**WHAT TO WORK ON:** Retype the complete listing exactly as it appears.
[Begin]
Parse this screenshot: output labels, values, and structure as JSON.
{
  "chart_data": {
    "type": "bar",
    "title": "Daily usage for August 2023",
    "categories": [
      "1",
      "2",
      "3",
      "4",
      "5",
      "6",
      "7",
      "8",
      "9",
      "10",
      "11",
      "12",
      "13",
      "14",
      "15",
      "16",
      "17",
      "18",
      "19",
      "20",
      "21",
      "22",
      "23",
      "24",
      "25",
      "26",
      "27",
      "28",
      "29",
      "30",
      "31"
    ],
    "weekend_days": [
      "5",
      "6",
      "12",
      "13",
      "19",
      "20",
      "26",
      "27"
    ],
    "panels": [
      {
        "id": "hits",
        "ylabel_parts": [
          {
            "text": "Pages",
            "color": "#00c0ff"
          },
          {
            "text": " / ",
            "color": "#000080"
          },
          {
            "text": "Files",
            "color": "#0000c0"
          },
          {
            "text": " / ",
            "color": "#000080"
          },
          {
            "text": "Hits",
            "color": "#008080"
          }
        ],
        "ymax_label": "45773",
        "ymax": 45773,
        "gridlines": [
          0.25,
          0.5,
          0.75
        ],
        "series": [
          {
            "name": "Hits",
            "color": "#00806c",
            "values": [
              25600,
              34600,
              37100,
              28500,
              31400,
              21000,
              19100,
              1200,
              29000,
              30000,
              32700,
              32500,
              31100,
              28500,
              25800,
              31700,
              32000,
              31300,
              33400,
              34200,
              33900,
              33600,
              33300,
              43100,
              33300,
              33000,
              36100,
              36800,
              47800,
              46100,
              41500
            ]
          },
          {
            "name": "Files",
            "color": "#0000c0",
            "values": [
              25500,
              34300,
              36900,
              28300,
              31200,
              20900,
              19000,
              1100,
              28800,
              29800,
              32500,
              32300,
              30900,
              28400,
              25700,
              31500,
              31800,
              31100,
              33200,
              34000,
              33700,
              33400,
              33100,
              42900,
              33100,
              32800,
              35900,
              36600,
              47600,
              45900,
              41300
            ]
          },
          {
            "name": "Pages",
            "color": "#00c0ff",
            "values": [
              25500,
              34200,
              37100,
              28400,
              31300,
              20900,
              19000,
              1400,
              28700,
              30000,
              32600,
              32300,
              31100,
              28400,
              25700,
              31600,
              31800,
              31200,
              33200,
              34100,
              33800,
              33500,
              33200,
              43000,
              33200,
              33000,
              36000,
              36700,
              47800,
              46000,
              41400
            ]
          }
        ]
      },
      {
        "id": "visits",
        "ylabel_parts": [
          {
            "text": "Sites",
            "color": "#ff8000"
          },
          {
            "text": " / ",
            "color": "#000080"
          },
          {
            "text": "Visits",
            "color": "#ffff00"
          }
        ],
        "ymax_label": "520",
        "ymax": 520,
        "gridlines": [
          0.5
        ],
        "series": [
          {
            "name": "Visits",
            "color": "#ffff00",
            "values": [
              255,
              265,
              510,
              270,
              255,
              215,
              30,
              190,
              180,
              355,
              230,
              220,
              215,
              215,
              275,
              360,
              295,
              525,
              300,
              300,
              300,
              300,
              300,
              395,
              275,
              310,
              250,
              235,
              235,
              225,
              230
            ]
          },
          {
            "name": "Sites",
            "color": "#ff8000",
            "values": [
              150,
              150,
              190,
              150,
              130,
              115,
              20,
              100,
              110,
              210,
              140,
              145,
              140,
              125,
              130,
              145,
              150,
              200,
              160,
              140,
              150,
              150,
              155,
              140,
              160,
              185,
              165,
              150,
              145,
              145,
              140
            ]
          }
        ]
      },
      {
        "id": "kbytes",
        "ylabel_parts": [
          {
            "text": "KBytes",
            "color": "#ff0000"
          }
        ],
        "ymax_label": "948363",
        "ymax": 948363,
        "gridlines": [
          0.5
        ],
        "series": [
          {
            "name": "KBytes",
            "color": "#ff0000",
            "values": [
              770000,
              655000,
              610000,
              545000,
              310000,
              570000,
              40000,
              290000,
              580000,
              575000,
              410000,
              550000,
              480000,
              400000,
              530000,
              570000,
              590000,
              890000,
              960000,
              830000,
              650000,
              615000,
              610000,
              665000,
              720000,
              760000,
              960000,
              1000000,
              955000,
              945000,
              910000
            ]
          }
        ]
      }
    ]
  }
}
[End]
**IN RESPONSE:**
Parse this screenshot: output labels, values, and structure as JSON.
{
  "chart_data": {
    "type": "bar",
    "title": "Daily usage for August 2023",
    "categories": [
      "1",
      "2",
      "3",
      "4",
      "5",
      "6",
      "7",
      "8",
      "9",
      "10",
      "11",
      "12",
      "13",
      "14",
      "15",
      "16",
      "17",
      "18",
      "19",
      "20",
      "21",
      "22",
      "23",
      "24",
      "25",
      "26",
      "27",
      "28",
      "29",
      "30",
      "31"
    ],
    "weekend_days": [
      "5",
      "6",
      "12",
      "13",
      "19",
      "20",
      "26",
      "27"
    ],
    "panels": [
      {
        "id": "hits",
        "ylabel_parts": [
          {
            "text": "Pages",
            "color": "#00c0ff"
          },
          {
            "text": " / ",
            "color": "#000080"
          },
          {
            "text": "Files",
            "color": "#0000c0"
          },
          {
            "text": " / ",
            "color": "#000080"
          },
          {
            "text": "Hits",
            "color": "#008080"
          }
        ],
        "ymax_label": "45773",
        "ymax": 45773,
        "gridlines": [
          0.25,
          0.5,
          0.75
        ],
        "series": [
          {
            "name": "Hits",
            "color": "#00806c",
            "values": [
              25600,
              34600,
              37100,
              28500,
              31400,
              21000,
              19100,
              1200,
              29000,
              30000,
              32700,
              32500,
              31100,
              28500,
              25800,
              31700,
              32000,
              31300,
              33400,
              34200,
              33900,
              33600,
              33300,
              43100,
              33300,
              33000,
              36100,
              36800,
              47800,
              46100,
              41500
            ]
          },
          {
            "name": "Files",
            "color": "#0000c0",
            "values": [
              25500,
              34300,
              36900,
              28300,
              31200,
              20900,
              19000,
              1100,
              28800,
              29800,
              32500,
              32300,
              30900,
              28400,
              25700,
              31500,
              31800,
              31100,
              33200,
              34000,
              33700,
              33400,
              33100,
              42900,
              33100,
              32800,
              35900,
              36600,
              47600,
              45900,
              41300
            ]
          },
          {
            "name": "Pages",
            "color": "#00c0ff",
            "values": [
              25500,
              34200,
              37100,
              28400,
              31300,
              20900,
              19000,
              1400,
              28700,
              30000,
              32600,
              32300,
              31100,
              28400,
              25700,
              31600,
              31800,
              31200,
              33200,
              34100,
              33800,
              33500,
              33200,
              43000,
              33200,
              33000,
              36000,
              36700,
              47800,
              46000,
              41400
            ]
          }
        ]
      },
      {
        "id": "visits",
        "ylabel_parts": [
          {
            "text": "Sites",
            "color": "#ff8000"
          },
          {
            "text": " / ",
            "color": "#000080"
          },
          {
            "text": "Visits",
            "color": "#ffff00"
          }
        ],
        "ymax_label": "520",
        "ymax": 520,
        "gridlines": [
          0.5
        ],
        "series": [
          {
            "name": "Visits",
            "color": "#ffff00",
            "values": [
              255,
              265,
              510,
              270,
              255,
              215,
              30,
              190,
              180,
              355,
              230,
              220,
              215,
              215,
              275,
              360,
              295,
              525,
              300,
              300,
              300,
              300,
              300,
              395,
              275,
              310,
              250,
              235,
              235,
              225,
              230
            ]
          },
          {
            "name": "Sites",
            "color": "#ff8000",
            "values": [
              150,
              150,
              190,
              150,
              130,
              115,
              20,
              100,
              110,
              210,
              140,
              145,
              140,
              125,
              130,
              145,
              150,
              200,
              160,
              140,
              150,
              150,
              155,
              140,
              160,
              185,
              165,
              150,
              145,
              145,
              140
            ]
          }
        ]
      },
      {
        "id": "kbytes",
        "ylabel_parts": [
          {
            "text": "KBytes",
            "color": "#ff0000"
          }
        ],
        "ymax_label": "948363",
        "ymax": 948363,
        "gridlines": [
          0.5
        ],
        "series": [
          {
            "name": "KBytes",
            "color": "#ff0000",
            "values": [
              770000,
              655000,
              610000,
              545000,
              310000,
              570000,
              40000,
              290000,
              580000,
              575000,
              410000,
              550000,
              480000,
              400000,
              530000,
              570000,
              590000,
              890000,
              960000,
              830000,
              650000,
              615000,
              610000,
              665000,
              720000,
              760000,
              960000,
              1000000,
              955000,
              945000,
              910000
            ]
          }
        ]
      }
    ]
  }
}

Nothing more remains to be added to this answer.